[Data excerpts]
──────────

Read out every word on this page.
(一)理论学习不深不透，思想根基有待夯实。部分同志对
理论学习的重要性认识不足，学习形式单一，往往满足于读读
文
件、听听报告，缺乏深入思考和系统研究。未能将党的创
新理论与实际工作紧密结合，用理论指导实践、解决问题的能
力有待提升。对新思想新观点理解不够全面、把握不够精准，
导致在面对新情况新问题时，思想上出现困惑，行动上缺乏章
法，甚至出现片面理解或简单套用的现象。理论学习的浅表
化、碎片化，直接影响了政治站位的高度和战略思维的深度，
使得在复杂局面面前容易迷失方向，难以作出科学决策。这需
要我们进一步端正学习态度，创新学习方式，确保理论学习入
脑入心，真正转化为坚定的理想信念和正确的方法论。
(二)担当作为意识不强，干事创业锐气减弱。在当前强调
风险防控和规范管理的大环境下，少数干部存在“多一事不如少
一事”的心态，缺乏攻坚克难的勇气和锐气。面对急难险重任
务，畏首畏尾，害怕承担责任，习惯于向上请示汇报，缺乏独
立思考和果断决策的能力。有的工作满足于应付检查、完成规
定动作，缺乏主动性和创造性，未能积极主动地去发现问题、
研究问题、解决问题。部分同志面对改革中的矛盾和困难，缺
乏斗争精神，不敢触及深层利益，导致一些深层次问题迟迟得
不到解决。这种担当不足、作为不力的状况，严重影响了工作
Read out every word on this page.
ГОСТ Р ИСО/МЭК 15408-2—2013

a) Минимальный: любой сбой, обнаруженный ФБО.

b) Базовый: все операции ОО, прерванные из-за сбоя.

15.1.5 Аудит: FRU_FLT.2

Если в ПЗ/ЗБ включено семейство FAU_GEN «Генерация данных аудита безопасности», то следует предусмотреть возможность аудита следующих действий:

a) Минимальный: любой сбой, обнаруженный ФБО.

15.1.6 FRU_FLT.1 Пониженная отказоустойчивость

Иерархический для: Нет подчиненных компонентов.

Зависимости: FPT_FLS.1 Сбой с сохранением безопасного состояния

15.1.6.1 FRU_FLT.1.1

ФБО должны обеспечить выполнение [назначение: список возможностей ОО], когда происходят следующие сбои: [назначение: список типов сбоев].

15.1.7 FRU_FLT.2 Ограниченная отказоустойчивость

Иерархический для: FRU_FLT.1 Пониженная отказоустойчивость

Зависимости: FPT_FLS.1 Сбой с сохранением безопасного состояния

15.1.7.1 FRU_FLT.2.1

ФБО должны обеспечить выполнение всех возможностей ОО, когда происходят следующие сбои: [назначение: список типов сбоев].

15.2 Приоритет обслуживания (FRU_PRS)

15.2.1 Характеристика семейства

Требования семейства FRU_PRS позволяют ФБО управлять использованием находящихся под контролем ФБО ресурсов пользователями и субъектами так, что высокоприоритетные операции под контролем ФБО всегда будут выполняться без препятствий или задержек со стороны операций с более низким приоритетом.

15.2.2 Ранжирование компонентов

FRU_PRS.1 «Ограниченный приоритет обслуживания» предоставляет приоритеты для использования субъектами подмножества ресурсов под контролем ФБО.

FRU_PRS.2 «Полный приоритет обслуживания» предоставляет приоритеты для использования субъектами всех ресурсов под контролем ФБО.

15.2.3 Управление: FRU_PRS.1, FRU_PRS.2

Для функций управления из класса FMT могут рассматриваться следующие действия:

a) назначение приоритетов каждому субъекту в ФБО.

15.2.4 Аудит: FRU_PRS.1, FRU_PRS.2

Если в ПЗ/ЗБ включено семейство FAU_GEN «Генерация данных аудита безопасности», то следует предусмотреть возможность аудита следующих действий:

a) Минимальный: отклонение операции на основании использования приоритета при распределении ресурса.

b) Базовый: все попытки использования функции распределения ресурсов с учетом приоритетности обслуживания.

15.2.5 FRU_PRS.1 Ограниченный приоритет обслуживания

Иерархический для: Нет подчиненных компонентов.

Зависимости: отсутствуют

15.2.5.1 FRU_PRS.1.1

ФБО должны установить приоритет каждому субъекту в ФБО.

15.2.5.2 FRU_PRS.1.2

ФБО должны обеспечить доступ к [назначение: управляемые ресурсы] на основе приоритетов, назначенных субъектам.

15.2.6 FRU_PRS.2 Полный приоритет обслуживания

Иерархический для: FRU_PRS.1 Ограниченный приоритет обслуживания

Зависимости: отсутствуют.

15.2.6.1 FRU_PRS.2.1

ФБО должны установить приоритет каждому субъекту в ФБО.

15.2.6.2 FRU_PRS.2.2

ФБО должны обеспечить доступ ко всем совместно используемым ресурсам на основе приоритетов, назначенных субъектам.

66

──────────

• [Written problem]: Return the entries above exactly as they appear.

• [Answer for this exercise]:
Read out every word on this page.
(一)理论学习不深不透，思想根基有待夯实。部分同志对
理论学习的重要性认识不足，学习形式单一，往往满足于读读
文
件、听听报告，缺乏深入思考和系统研究。未能将党的创
新理论与实际工作紧密结合，用理论指导实践、解决问题的能
力有待提升。对新思想新观点理解不够全面、把握不够精准，
导致在面对新情况新问题时，思想上出现困惑，行动上缺乏章
法，甚至出现片面理解或简单套用的现象。理论学习的浅表
化、碎片化，直接影响了政治站位的高度和战略思维的深度，
使得在复杂局面面前容易迷失方向，难以作出科学决策。这需
要我们进一步端正学习态度，创新学习方式，确保理论学习入
脑入心，真正转化为坚定的理想信念和正确的方法论。
(二)担当作为意识不强，干事创业锐气减弱。在当前强调
风险防控和规范管理的大环境下，少数干部存在“多一事不如少
一事”的心态，缺乏攻坚克难的勇气和锐气。面对急难险重任
务，畏首畏尾，害怕承担责任，习惯于向上请示汇报，缺乏独
立思考和果断决策的能力。有的工作满足于应付检查、完成规
定动作，缺乏主动性和创造性，未能积极主动地去发现问题、
研究问题、解决问题。部分同志面对改革中的矛盾和困难，缺
乏斗争精神，不敢触及深层利益，导致一些深层次问题迟迟得
不到解决。这种担当不足、作为不力的状况，严重影响了工作
Read out every word on this page.
ГОСТ Р ИСО/МЭК 15408-2—2013

a) Минимальный: любой сбой, обнаруженный ФБО.

b) Базовый: все операции ОО, прерванные из-за сбоя.

15.1.5 Аудит: FRU_FLT.2

Если в ПЗ/ЗБ включено семейство FAU_GEN «Генерация данных аудита безопасности», то следует предусмотреть возможность аудита следующих действий:

a) Минимальный: любой сбой, обнаруженный ФБО.

15.1.6 FRU_FLT.1 Пониженная отказоустойчивость

Иерархический для: Нет подчиненных компонентов.

Зависимости: FPT_FLS.1 Сбой с сохранением безопасного состояния

15.1.6.1 FRU_FLT.1.1

ФБО должны обеспечить выполнение [назначение: список возможностей ОО], когда происходят следующие сбои: [назначение: список типов сбоев].

15.1.7 FRU_FLT.2 Ограниченная отказоустойчивость

Иерархический для: FRU_FLT.1 Пониженная отказоустойчивость

Зависимости: FPT_FLS.1 Сбой с сохранением безопасного состояния

15.1.7.1 FRU_FLT.2.1

ФБО должны обеспечить выполнение всех возможностей ОО, когда происходят следующие сбои: [назначение: список типов сбоев].

15.2 Приоритет обслуживания (FRU_PRS)

15.2.1 Характеристика семейства

Требования семейства FRU_PRS позволяют ФБО управлять использованием находящихся под контролем ФБО ресурсов пользователями и субъектами так, что высокоприоритетные операции под контролем ФБО всегда будут выполняться без препятствий или задержек со стороны операций с более низким приоритетом.

15.2.2 Ранжирование компонентов

FRU_PRS.1 «Ограниченный приоритет обслуживания» предоставляет приоритеты для использования субъектами подмножества ресурсов под контролем ФБО.

FRU_PRS.2 «Полный приоритет обслуживания» предоставляет приоритеты для использования субъектами всех ресурсов под контролем ФБО.

15.2.3 Управление: FRU_PRS.1, FRU_PRS.2

Для функций управления из класса FMT могут рассматриваться следующие действия:

a) назначение приоритетов каждому субъекту в ФБО.

15.2.4 Аудит: FRU_PRS.1, FRU_PRS.2

Если в ПЗ/ЗБ включено семейство FAU_GEN «Генерация данных аудита безопасности», то следует предусмотреть возможность аудита следующих действий:

a) Минимальный: отклонение операции на основании использования приоритета при распределении ресурса.

b) Базовый: все попытки использования функции распределения ресурсов с учетом приоритетности обслуживания.

15.2.5 FRU_PRS.1 Ограниченный приоритет обслуживания

Иерархический для: Нет подчиненных компонентов.

Зависимости: отсутствуют

15.2.5.1 FRU_PRS.1.1

ФБО должны установить приоритет каждому субъекту в ФБО.

15.2.5.2 FRU_PRS.1.2

ФБО должны обеспечить доступ к [назначение: управляемые ресурсы] на основе приоритетов, назначенных субъектам.

15.2.6 FRU_PRS.2 Полный приоритет обслуживания

Иерархический для: FRU_PRS.1 Ограниченный приоритет обслуживания

Зависимости: отсутствуют.

15.2.6.1 FRU_PRS.2.1

ФБО должны установить приоритет каждому субъекту в ФБО.

15.2.6.2 FRU_PRS.2.2

ФБО должны обеспечить доступ ко всем совместно используемым ресурсам на основе приоритетов, назначенных субъектам.

66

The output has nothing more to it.